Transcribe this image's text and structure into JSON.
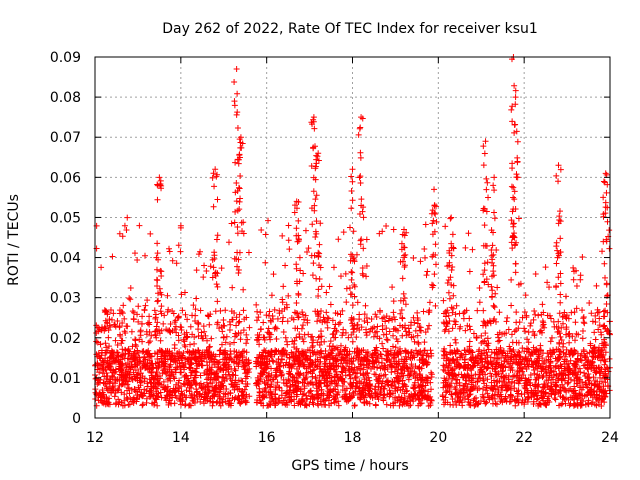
{
  "chart_data": {
    "type": "scatter",
    "title": "Day 262 of 2022, Rate Of TEC Index for receiver ksu1",
    "xlabel": "GPS time / hours",
    "ylabel": "ROTI / TECUs",
    "xlim": [
      12,
      24
    ],
    "ylim": [
      0,
      0.09
    ],
    "x_ticks": [
      12,
      14,
      16,
      18,
      20,
      22,
      24
    ],
    "y_ticks": [
      0,
      0.01,
      0.02,
      0.03,
      0.04,
      0.05,
      0.06,
      0.07,
      0.08,
      0.09
    ],
    "x_tick_labels": [
      "12",
      "14",
      "16",
      "18",
      "20",
      "22",
      "24"
    ],
    "y_tick_labels": [
      "0",
      "0.01",
      "0.02",
      "0.03",
      "0.04",
      "0.05",
      "0.06",
      "0.07",
      "0.08",
      "0.09"
    ],
    "grid": true,
    "marker": "+",
    "marker_color": "#ff0000",
    "series": [
      {
        "name": "ROTI",
        "description_of_distribution": "dense band 0.002-0.02 across full range with sparser spikes",
        "peaks": [
          {
            "x": 13.5,
            "y": 0.06
          },
          {
            "x": 14.8,
            "y": 0.062
          },
          {
            "x": 15.3,
            "y": 0.087
          },
          {
            "x": 15.4,
            "y": 0.07
          },
          {
            "x": 16.7,
            "y": 0.054
          },
          {
            "x": 17.1,
            "y": 0.075
          },
          {
            "x": 17.2,
            "y": 0.066
          },
          {
            "x": 18.0,
            "y": 0.062
          },
          {
            "x": 18.2,
            "y": 0.075
          },
          {
            "x": 19.2,
            "y": 0.047
          },
          {
            "x": 19.9,
            "y": 0.057
          },
          {
            "x": 20.3,
            "y": 0.05
          },
          {
            "x": 21.1,
            "y": 0.069
          },
          {
            "x": 21.3,
            "y": 0.06
          },
          {
            "x": 21.75,
            "y": 0.09
          },
          {
            "x": 21.8,
            "y": 0.08
          },
          {
            "x": 22.8,
            "y": 0.063
          },
          {
            "x": 23.9,
            "y": 0.061
          }
        ],
        "gap_intervals": [
          [
            15.6,
            15.75
          ],
          [
            19.85,
            20.1
          ]
        ]
      }
    ]
  }
}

# What is needed
Print out the material word for word, omitting the pictures.

# Full output
Transcribe this image's text and structure into JSON.
{
  "chart_data": {
    "type": "scatter",
    "title": "Day 262 of 2022, Rate Of TEC Index for receiver ksu1",
    "xlabel": "GPS time / hours",
    "ylabel": "ROTI / TECUs",
    "xlim": [
      12,
      24
    ],
    "ylim": [
      0,
      0.09
    ],
    "x_ticks": [
      12,
      14,
      16,
      18,
      20,
      22,
      24
    ],
    "y_ticks": [
      0,
      0.01,
      0.02,
      0.03,
      0.04,
      0.05,
      0.06,
      0.07,
      0.08,
      0.09
    ],
    "x_tick_labels": [
      "12",
      "14",
      "16",
      "18",
      "20",
      "22",
      "24"
    ],
    "y_tick_labels": [
      "0",
      "0.01",
      "0.02",
      "0.03",
      "0.04",
      "0.05",
      "0.06",
      "0.07",
      "0.08",
      "0.09"
    ],
    "grid": true,
    "marker": "+",
    "marker_color": "#ff0000",
    "series": [
      {
        "name": "ROTI",
        "description_of_distribution": "dense band 0.002-0.02 across full range with sparser spikes",
        "peaks": [
          {
            "x": 13.5,
            "y": 0.06
          },
          {
            "x": 14.8,
            "y": 0.062
          },
          {
            "x": 15.3,
            "y": 0.087
          },
          {
            "x": 15.4,
            "y": 0.07
          },
          {
            "x": 16.7,
            "y": 0.054
          },
          {
            "x": 17.1,
            "y": 0.075
          },
          {
            "x": 17.2,
            "y": 0.066
          },
          {
            "x": 18.0,
            "y": 0.062
          },
          {
            "x": 18.2,
            "y": 0.075
          },
          {
            "x": 19.2,
            "y": 0.047
          },
          {
            "x": 19.9,
            "y": 0.057
          },
          {
            "x": 20.3,
            "y": 0.05
          },
          {
            "x": 21.1,
            "y": 0.069
          },
          {
            "x": 21.3,
            "y": 0.06
          },
          {
            "x": 21.75,
            "y": 0.09
          },
          {
            "x": 21.8,
            "y": 0.08
          },
          {
            "x": 22.8,
            "y": 0.063
          },
          {
            "x": 23.9,
            "y": 0.061
          }
        ],
        "gap_intervals": [
          [
            15.6,
            15.75
          ],
          [
            19.85,
            20.1
          ]
        ]
      }
    ]
  }
}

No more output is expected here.